## WHAT YOU NEED TO DO
Skip the pictures and quote all of the lines exactly.
* Start STORED RECORDS *
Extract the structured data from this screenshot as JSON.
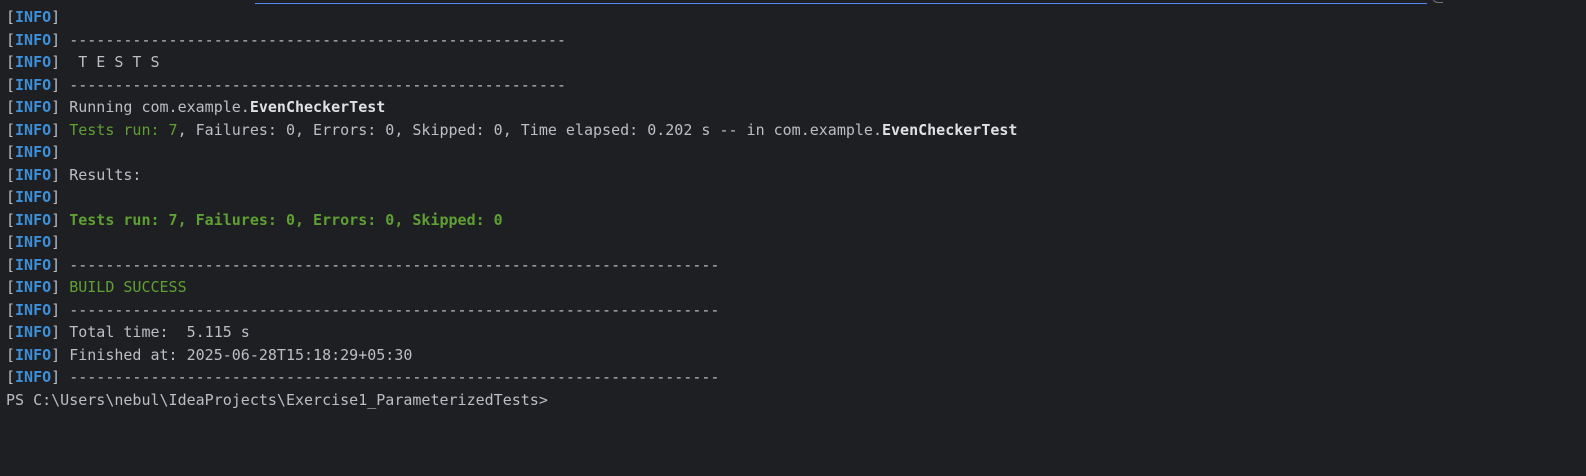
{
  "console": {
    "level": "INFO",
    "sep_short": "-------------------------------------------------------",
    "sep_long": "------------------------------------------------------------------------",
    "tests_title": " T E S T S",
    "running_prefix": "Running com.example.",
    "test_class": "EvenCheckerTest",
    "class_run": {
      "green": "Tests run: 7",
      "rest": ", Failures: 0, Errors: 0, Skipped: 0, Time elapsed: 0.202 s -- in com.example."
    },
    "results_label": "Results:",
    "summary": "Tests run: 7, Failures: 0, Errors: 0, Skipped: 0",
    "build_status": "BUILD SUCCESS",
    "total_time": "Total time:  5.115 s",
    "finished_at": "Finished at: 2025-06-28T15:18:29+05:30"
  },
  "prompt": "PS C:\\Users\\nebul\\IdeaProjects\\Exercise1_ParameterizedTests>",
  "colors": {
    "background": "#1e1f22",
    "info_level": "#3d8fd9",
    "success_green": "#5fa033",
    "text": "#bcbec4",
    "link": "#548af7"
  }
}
* End STORED RECORDS *
## RESULT OF THIS TASK
Extract the structured data from this screenshot as JSON.
{
  "console": {
    "level": "INFO",
    "sep_short": "-------------------------------------------------------",
    "sep_long": "------------------------------------------------------------------------",
    "tests_title": " T E S T S",
    "running_prefix": "Running com.example.",
    "test_class": "EvenCheckerTest",
    "class_run": {
      "green": "Tests run: 7",
      "rest": ", Failures: 0, Errors: 0, Skipped: 0, Time elapsed: 0.202 s -- in com.example."
    },
    "results_label": "Results:",
    "summary": "Tests run: 7, Failures: 0, Errors: 0, Skipped: 0",
    "build_status": "BUILD SUCCESS",
    "total_time": "Total time:  5.115 s",
    "finished_at": "Finished at: 2025-06-28T15:18:29+05:30"
  },
  "prompt": "PS C:\\Users\\nebul\\IdeaProjects\\Exercise1_ParameterizedTests>",
  "colors": {
    "background": "#1e1f22",
    "info_level": "#3d8fd9",
    "success_green": "#5fa033",
    "text": "#bcbec4",
    "link": "#548af7"
  }
}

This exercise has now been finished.